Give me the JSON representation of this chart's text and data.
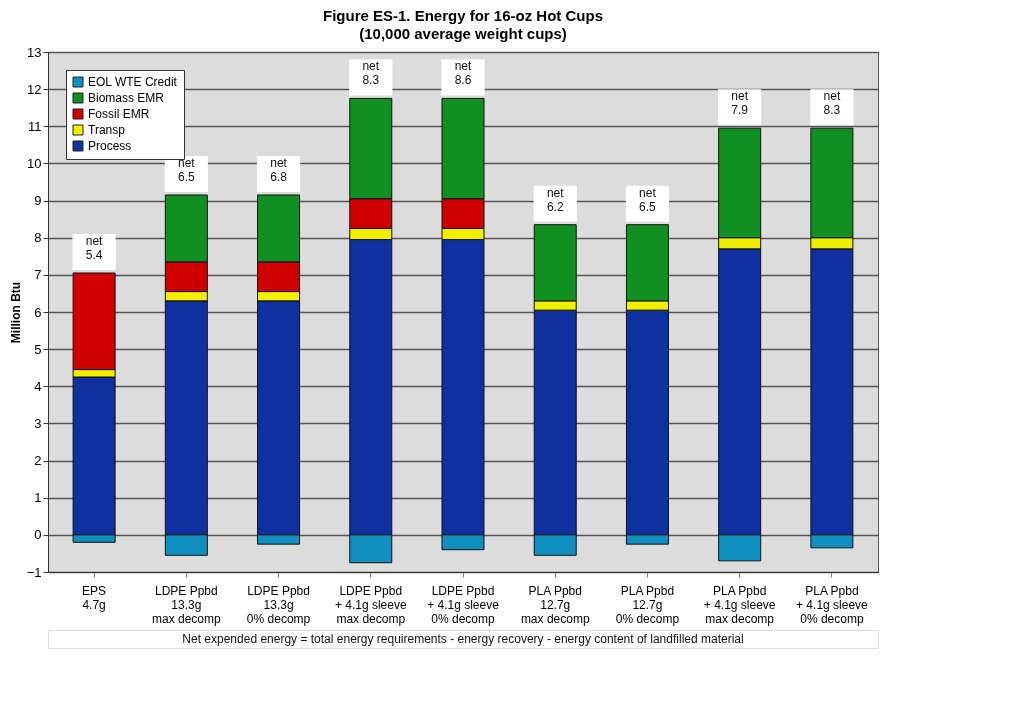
{
  "chart_data": {
    "type": "bar",
    "title": "Figure ES-1. Energy for 16-oz Hot Cups",
    "subtitle": "(10,000 average weight cups)",
    "ylabel": "Million Btu",
    "categories": [
      "EPS\n4.7g",
      "LDPE Ppbd\n13.3g\nmax decomp",
      "LDPE Ppbd\n13.3g\n0% decomp",
      "LDPE Ppbd\n+ 4.1g sleeve\nmax decomp",
      "LDPE Ppbd\n+ 4.1g sleeve\n0% decomp",
      "PLA Ppbd\n12.7g\nmax decomp",
      "PLA Ppbd\n12.7g\n0% decomp",
      "PLA Ppbd\n+ 4.1g sleeve\nmax decomp",
      "PLA Ppbd\n+ 4.1g sleeve\n0% decomp"
    ],
    "stacked": true,
    "series": [
      {
        "name": "Process",
        "color": "#1030a0",
        "values": [
          4.25,
          6.3,
          6.3,
          7.95,
          7.95,
          6.05,
          6.05,
          7.7,
          7.7
        ]
      },
      {
        "name": "Transp",
        "color": "#f0f000",
        "values": [
          0.2,
          0.25,
          0.25,
          0.3,
          0.3,
          0.25,
          0.25,
          0.3,
          0.3
        ]
      },
      {
        "name": "Fossil EMR",
        "color": "#d00000",
        "values": [
          2.6,
          0.8,
          0.8,
          0.8,
          0.8,
          null,
          null,
          null,
          null
        ]
      },
      {
        "name": "Biomass EMR",
        "color": "#109020",
        "values": [
          null,
          1.8,
          1.8,
          2.7,
          2.7,
          2.05,
          2.05,
          2.95,
          2.95
        ]
      },
      {
        "name": "EOL WTE Credit",
        "color": "#1090c0",
        "values": [
          -0.2,
          -0.55,
          -0.25,
          -0.75,
          -0.4,
          -0.55,
          -0.25,
          -0.7,
          -0.35
        ]
      }
    ],
    "ylim": [
      -1,
      13
    ],
    "yticks": [
      -1,
      0,
      1,
      2,
      3,
      4,
      5,
      6,
      7,
      8,
      9,
      10,
      11,
      12,
      13
    ],
    "grid": "y",
    "legend": "top left",
    "annotations": [
      {
        "text": "net\n5.4",
        "x": "EPS\n4.7g",
        "y": 7.05
      },
      {
        "text": "net\n6.5",
        "x": "LDPE Ppbd\n13.3g\nmax decomp",
        "y": 9.15
      },
      {
        "text": "net\n6.8",
        "x": "LDPE Ppbd\n13.3g\n0% decomp",
        "y": 9.15
      },
      {
        "text": "net\n8.3",
        "x": "LDPE Ppbd\n+ 4.1g sleeve\nmax decomp",
        "y": 11.75
      },
      {
        "text": "net\n8.6",
        "x": "LDPE Ppbd\n+ 4.1g sleeve\n0% decomp",
        "y": 11.75
      },
      {
        "text": "net\n6.2",
        "x": "PLA Ppbd\n12.7g\nmax decomp",
        "y": 8.35
      },
      {
        "text": "net\n6.5",
        "x": "PLA Ppbd\n12.7g\n0% decomp",
        "y": 8.35
      },
      {
        "text": "net\n7.9",
        "x": "PLA Ppbd\n+ 4.1g sleeve\nmax decomp",
        "y": 10.95
      },
      {
        "text": "net\n8.3",
        "x": "PLA Ppbd\n+ 4.1g sleeve\n0% decomp",
        "y": 10.95
      },
      "Net expended energy = total energy requirements - energy recovery - energy content of landfilled material"
    ]
  }
}
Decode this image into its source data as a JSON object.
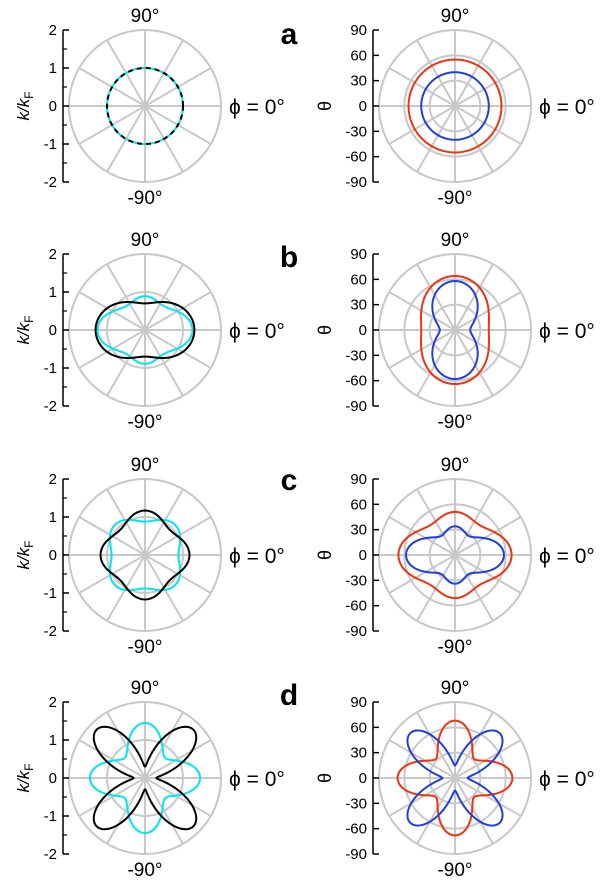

■ **Required task**:
Repeat each entry exactly. Pictures do not belong in the copy.

■ **Task solution**:
Give me the JSON representation of this chart's text and data.
{
  "chart_data": {
    "type": "bar",
    "title": "Figure ES-1. Energy for 16-oz Hot Cups",
    "subtitle": "(10,000 average weight cups)",
    "ylabel": "Million Btu",
    "categories": [
      "EPS\n4.7g",
      "LDPE Ppbd\n13.3g\nmax decomp",
      "LDPE Ppbd\n13.3g\n0% decomp",
      "LDPE Ppbd\n+ 4.1g sleeve\nmax decomp",
      "LDPE Ppbd\n+ 4.1g sleeve\n0% decomp",
      "PLA Ppbd\n12.7g\nmax decomp",
      "PLA Ppbd\n12.7g\n0% decomp",
      "PLA Ppbd\n+ 4.1g sleeve\nmax decomp",
      "PLA Ppbd\n+ 4.1g sleeve\n0% decomp"
    ],
    "stacked": true,
    "series": [
      {
        "name": "Process",
        "color": "#1030a0",
        "values": [
          4.25,
          6.3,
          6.3,
          7.95,
          7.95,
          6.05,
          6.05,
          7.7,
          7.7
        ]
      },
      {
        "name": "Transp",
        "color": "#f0f000",
        "values": [
          0.2,
          0.25,
          0.25,
          0.3,
          0.3,
          0.25,
          0.25,
          0.3,
          0.3
        ]
      },
      {
        "name": "Fossil EMR",
        "color": "#d00000",
        "values": [
          2.6,
          0.8,
          0.8,
          0.8,
          0.8,
          null,
          null,
          null,
          null
        ]
      },
      {
        "name": "Biomass EMR",
        "color": "#109020",
        "values": [
          null,
          1.8,
          1.8,
          2.7,
          2.7,
          2.05,
          2.05,
          2.95,
          2.95
        ]
      },
      {
        "name": "EOL WTE Credit",
        "color": "#1090c0",
        "values": [
          -0.2,
          -0.55,
          -0.25,
          -0.75,
          -0.4,
          -0.55,
          -0.25,
          -0.7,
          -0.35
        ]
      }
    ],
    "ylim": [
      -1,
      13
    ],
    "yticks": [
      -1,
      0,
      1,
      2,
      3,
      4,
      5,
      6,
      7,
      8,
      9,
      10,
      11,
      12,
      13
    ],
    "grid": "y",
    "legend": "top left",
    "annotations": [
      {
        "text": "net\n5.4",
        "x": "EPS\n4.7g",
        "y": 7.05
      },
      {
        "text": "net\n6.5",
        "x": "LDPE Ppbd\n13.3g\nmax decomp",
        "y": 9.15
      },
      {
        "text": "net\n6.8",
        "x": "LDPE Ppbd\n13.3g\n0% decomp",
        "y": 9.15
      },
      {
        "text": "net\n8.3",
        "x": "LDPE Ppbd\n+ 4.1g sleeve\nmax decomp",
        "y": 11.75
      },
      {
        "text": "net\n8.6",
        "x": "LDPE Ppbd\n+ 4.1g sleeve\n0% decomp",
        "y": 11.75
      },
      {
        "text": "net\n6.2",
        "x": "PLA Ppbd\n12.7g\nmax decomp",
        "y": 8.35
      },
      {
        "text": "net\n6.5",
        "x": "PLA Ppbd\n12.7g\n0% decomp",
        "y": 8.35
      },
      {
        "text": "net\n7.9",
        "x": "PLA Ppbd\n+ 4.1g sleeve\nmax decomp",
        "y": 10.95
      },
      {
        "text": "net\n8.3",
        "x": "PLA Ppbd\n+ 4.1g sleeve\n0% decomp",
        "y": 10.95
      },
      "Net expended energy = total energy requirements - energy recovery - energy content of landfilled material"
    ]
  }
}
Decode this image into its source data as a JSON object.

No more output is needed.